→ The request
Find the string "true" in the entries and copy each line that has it.

Dataset records:
# # # # # # #

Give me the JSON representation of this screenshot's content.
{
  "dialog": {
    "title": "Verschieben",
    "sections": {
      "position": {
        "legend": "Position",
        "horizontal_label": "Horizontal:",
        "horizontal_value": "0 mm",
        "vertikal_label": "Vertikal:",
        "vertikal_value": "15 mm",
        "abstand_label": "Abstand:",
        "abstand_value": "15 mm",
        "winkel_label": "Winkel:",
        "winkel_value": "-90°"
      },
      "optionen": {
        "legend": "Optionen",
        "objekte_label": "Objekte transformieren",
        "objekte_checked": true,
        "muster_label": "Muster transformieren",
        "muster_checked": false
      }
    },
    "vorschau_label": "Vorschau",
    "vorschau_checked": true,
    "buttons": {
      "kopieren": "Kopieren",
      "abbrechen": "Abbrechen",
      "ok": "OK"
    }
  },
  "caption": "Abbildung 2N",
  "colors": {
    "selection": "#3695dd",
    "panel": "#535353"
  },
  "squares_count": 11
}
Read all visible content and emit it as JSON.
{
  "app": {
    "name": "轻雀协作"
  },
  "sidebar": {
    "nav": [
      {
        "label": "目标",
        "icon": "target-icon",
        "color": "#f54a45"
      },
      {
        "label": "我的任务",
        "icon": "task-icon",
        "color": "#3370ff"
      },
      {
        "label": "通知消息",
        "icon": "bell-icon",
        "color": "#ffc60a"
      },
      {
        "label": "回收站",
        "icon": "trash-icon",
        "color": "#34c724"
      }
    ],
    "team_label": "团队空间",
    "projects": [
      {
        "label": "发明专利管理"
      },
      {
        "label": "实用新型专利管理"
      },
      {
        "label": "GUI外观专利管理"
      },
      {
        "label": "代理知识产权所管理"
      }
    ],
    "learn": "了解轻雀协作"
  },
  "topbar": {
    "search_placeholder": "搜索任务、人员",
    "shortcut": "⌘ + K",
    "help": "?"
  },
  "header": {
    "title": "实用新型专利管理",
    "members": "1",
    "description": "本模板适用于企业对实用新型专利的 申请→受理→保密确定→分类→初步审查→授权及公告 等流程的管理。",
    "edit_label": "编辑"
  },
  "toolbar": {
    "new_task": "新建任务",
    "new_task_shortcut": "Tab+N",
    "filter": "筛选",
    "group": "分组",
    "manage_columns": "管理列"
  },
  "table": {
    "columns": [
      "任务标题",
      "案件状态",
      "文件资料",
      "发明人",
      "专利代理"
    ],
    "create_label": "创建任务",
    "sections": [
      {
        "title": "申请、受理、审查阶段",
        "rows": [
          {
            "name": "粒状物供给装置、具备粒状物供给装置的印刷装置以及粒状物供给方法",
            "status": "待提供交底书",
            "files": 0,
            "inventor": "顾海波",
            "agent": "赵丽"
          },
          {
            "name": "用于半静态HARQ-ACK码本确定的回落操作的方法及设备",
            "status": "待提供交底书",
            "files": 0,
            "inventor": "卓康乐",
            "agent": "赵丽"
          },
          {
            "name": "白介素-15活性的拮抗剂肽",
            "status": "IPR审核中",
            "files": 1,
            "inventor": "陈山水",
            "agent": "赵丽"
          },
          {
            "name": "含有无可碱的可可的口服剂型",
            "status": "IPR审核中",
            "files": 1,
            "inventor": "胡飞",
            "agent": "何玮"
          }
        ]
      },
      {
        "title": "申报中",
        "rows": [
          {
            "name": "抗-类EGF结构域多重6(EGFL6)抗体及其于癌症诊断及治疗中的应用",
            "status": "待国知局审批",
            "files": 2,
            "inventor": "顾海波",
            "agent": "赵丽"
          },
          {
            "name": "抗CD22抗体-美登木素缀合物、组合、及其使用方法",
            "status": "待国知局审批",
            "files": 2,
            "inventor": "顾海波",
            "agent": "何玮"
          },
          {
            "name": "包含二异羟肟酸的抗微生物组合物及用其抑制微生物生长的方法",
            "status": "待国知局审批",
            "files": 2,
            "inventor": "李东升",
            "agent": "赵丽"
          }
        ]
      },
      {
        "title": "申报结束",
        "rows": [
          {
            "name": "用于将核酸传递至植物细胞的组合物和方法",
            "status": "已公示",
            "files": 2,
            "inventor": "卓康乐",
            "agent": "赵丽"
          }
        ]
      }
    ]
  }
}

# # # # # # #

→ Problem solution
        "objekte_checked": true,
    "vorschau_checked": true,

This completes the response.